Print, exactly and completely, every entry in the data.
• • • • • • •
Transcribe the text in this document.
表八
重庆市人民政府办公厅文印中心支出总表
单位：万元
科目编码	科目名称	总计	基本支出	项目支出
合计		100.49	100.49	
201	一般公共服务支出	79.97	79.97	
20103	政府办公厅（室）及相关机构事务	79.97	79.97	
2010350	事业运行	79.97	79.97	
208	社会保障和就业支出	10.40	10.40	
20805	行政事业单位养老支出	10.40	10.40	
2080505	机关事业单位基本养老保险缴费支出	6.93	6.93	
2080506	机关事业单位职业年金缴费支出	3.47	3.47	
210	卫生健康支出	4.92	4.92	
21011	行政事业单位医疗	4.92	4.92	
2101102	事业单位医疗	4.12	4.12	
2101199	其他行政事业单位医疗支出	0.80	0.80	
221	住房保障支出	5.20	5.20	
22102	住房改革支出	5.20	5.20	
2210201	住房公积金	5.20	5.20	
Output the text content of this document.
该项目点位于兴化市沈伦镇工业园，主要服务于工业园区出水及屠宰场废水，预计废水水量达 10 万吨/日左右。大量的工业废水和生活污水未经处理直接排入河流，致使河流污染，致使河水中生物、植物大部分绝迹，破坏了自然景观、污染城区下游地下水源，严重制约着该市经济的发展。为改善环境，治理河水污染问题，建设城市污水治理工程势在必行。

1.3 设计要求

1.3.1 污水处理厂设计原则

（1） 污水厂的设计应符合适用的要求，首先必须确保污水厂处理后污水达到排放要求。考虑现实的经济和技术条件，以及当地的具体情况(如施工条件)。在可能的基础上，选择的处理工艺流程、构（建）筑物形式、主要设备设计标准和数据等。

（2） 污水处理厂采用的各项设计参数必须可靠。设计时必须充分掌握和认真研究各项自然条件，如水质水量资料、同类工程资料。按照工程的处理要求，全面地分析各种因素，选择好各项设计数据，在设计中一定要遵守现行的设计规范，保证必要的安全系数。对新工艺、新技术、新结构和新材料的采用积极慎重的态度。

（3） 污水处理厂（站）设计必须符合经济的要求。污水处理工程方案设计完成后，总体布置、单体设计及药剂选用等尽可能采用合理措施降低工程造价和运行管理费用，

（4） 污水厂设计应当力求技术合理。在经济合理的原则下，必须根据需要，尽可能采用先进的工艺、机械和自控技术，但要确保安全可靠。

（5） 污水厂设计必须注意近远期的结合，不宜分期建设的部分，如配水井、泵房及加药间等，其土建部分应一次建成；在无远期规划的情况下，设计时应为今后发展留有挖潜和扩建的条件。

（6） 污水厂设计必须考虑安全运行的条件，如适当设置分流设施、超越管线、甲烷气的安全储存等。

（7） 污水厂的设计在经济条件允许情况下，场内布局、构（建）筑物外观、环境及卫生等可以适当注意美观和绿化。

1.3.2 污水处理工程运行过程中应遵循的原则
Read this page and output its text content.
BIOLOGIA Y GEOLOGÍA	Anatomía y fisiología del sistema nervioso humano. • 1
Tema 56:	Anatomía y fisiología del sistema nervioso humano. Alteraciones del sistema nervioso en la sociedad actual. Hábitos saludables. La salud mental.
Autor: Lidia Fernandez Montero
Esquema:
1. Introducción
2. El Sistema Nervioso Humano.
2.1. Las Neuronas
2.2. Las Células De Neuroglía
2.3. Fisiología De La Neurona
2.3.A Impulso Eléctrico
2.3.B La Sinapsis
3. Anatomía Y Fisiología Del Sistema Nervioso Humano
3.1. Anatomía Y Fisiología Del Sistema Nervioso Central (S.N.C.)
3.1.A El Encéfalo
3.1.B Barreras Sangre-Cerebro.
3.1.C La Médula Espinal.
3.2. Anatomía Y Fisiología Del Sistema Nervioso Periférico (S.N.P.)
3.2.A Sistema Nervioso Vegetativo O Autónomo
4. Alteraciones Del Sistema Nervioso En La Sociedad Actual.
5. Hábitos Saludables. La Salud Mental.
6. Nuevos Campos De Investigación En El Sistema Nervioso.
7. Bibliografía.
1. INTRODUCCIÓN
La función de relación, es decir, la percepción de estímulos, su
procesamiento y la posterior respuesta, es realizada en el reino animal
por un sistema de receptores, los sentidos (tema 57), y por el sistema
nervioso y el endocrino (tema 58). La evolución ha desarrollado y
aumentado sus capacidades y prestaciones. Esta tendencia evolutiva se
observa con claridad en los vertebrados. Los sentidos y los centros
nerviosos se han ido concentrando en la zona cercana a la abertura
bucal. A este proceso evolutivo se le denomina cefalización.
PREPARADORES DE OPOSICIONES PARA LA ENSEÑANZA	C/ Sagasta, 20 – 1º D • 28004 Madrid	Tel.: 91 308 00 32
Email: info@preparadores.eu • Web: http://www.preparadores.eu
• • • • • • •
## Answer to this problem
Transcribe the text in this document.
表八
重庆市人民政府办公厅文印中心支出总表
单位：万元
科目编码	科目名称	总计	基本支出	项目支出
合计		100.49	100.49	
201	一般公共服务支出	79.97	79.97	
20103	政府办公厅（室）及相关机构事务	79.97	79.97	
2010350	事业运行	79.97	79.97	
208	社会保障和就业支出	10.40	10.40	
20805	行政事业单位养老支出	10.40	10.40	
2080505	机关事业单位基本养老保险缴费支出	6.93	6.93	
2080506	机关事业单位职业年金缴费支出	3.47	3.47	
210	卫生健康支出	4.92	4.92	
21011	行政事业单位医疗	4.92	4.92	
2101102	事业单位医疗	4.12	4.12	
2101199	其他行政事业单位医疗支出	0.80	0.80	
221	住房保障支出	5.20	5.20	
22102	住房改革支出	5.20	5.20	
2210201	住房公积金	5.20	5.20	
Output the text content of this document.
该项目点位于兴化市沈伦镇工业园，主要服务于工业园区出水及屠宰场废水，预计废水水量达 10 万吨/日左右。大量的工业废水和生活污水未经处理直接排入河流，致使河流污染，致使河水中生物、植物大部分绝迹，破坏了自然景观、污染城区下游地下水源，严重制约着该市经济的发展。为改善环境，治理河水污染问题，建设城市污水治理工程势在必行。

1.3 设计要求

1.3.1 污水处理厂设计原则

（1） 污水厂的设计应符合适用的要求，首先必须确保污水厂处理后污水达到排放要求。考虑现实的经济和技术条件，以及当地的具体情况(如施工条件)。在可能的基础上，选择的处理工艺流程、构（建）筑物形式、主要设备设计标准和数据等。

（2） 污水处理厂采用的各项设计参数必须可靠。设计时必须充分掌握和认真研究各项自然条件，如水质水量资料、同类工程资料。按照工程的处理要求，全面地分析各种因素，选择好各项设计数据，在设计中一定要遵守现行的设计规范，保证必要的安全系数。对新工艺、新技术、新结构和新材料的采用积极慎重的态度。

（3） 污水处理厂（站）设计必须符合经济的要求。污水处理工程方案设计完成后，总体布置、单体设计及药剂选用等尽可能采用合理措施降低工程造价和运行管理费用，

（4） 污水厂设计应当力求技术合理。在经济合理的原则下，必须根据需要，尽可能采用先进的工艺、机械和自控技术，但要确保安全可靠。

（5） 污水厂设计必须注意近远期的结合，不宜分期建设的部分，如配水井、泵房及加药间等，其土建部分应一次建成；在无远期规划的情况下，设计时应为今后发展留有挖潜和扩建的条件。

（6） 污水厂设计必须考虑安全运行的条件，如适当设置分流设施、超越管线、甲烷气的安全储存等。

（7） 污水厂的设计在经济条件允许情况下，场内布局、构（建）筑物外观、环境及卫生等可以适当注意美观和绿化。

1.3.2 污水处理工程运行过程中应遵循的原则
Read this page and output its text content.
BIOLOGIA Y GEOLOGÍA	Anatomía y fisiología del sistema nervioso humano. • 1
Tema 56:	Anatomía y fisiología del sistema nervioso humano. Alteraciones del sistema nervioso en la sociedad actual. Hábitos saludables. La salud mental.
Autor: Lidia Fernandez Montero
Esquema:
1. Introducción
2. El Sistema Nervioso Humano.
2.1. Las Neuronas
2.2. Las Células De Neuroglía
2.3. Fisiología De La Neurona
2.3.A Impulso Eléctrico
2.3.B La Sinapsis
3. Anatomía Y Fisiología Del Sistema Nervioso Humano
3.1. Anatomía Y Fisiología Del Sistema Nervioso Central (S.N.C.)
3.1.A El Encéfalo
3.1.B Barreras Sangre-Cerebro.
3.1.C La Médula Espinal.
3.2. Anatomía Y Fisiología Del Sistema Nervioso Periférico (S.N.P.)
3.2.A Sistema Nervioso Vegetativo O Autónomo
4. Alteraciones Del Sistema Nervioso En La Sociedad Actual.
5. Hábitos Saludables. La Salud Mental.
6. Nuevos Campos De Investigación En El Sistema Nervioso.
7. Bibliografía.
1. INTRODUCCIÓN
La función de relación, es decir, la percepción de estímulos, su
procesamiento y la posterior respuesta, es realizada en el reino animal
por un sistema de receptores, los sentidos (tema 57), y por el sistema
nervioso y el endocrino (tema 58). La evolución ha desarrollado y
aumentado sus capacidades y prestaciones. Esta tendencia evolutiva se
observa con claridad en los vertebrados. Los sentidos y los centros
nerviosos se han ido concentrando en la zona cercana a la abertura
bucal. A este proceso evolutivo se le denomina cefalización.
PREPARADORES DE OPOSICIONES PARA LA ENSEÑANZA	C/ Sagasta, 20 – 1º D • 28004 Madrid	Tel.: 91 308 00 32
Email: info@preparadores.eu • Web: http://www.preparadores.eu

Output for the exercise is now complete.